• _Task prompt_: Look through the data below and work out how many lines contain the string "источ". Give the number alone.

[Stored data]
---

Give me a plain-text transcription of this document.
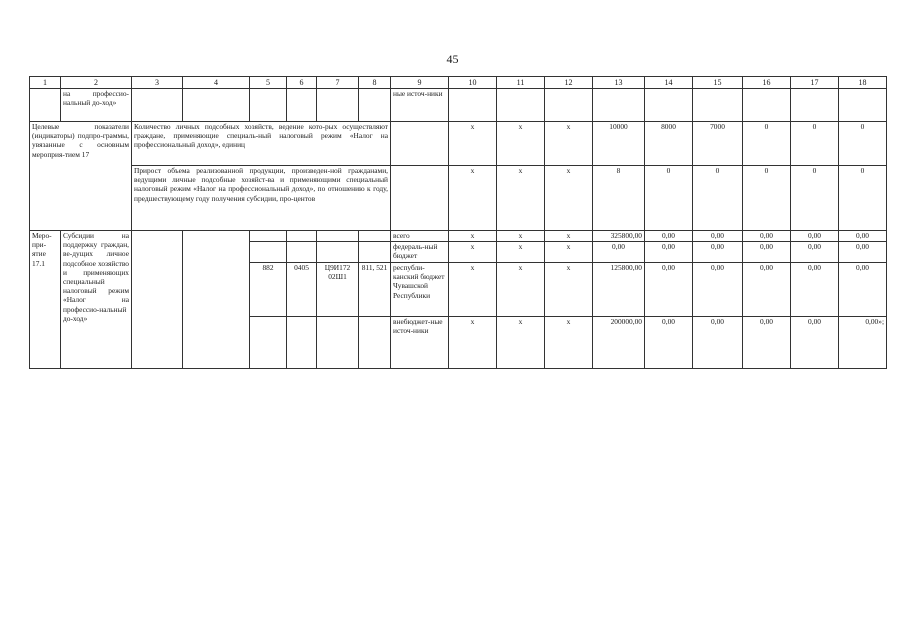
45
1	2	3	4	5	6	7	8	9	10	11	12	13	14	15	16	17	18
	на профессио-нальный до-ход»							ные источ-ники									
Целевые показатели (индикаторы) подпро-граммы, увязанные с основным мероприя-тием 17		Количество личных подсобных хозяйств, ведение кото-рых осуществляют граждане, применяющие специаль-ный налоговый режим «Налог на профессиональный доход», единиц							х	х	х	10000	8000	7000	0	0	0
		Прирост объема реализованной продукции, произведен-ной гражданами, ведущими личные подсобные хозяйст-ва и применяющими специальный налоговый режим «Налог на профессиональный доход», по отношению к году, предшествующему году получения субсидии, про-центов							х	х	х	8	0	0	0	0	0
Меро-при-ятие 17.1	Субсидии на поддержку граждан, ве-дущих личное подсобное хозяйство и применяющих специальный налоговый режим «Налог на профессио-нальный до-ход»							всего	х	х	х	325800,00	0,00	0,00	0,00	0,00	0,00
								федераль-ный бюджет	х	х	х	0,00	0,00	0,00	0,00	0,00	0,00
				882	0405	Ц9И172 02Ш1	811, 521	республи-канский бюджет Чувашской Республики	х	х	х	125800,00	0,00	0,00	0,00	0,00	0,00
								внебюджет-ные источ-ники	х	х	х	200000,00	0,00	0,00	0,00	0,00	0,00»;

---

• _Solved problem_: 2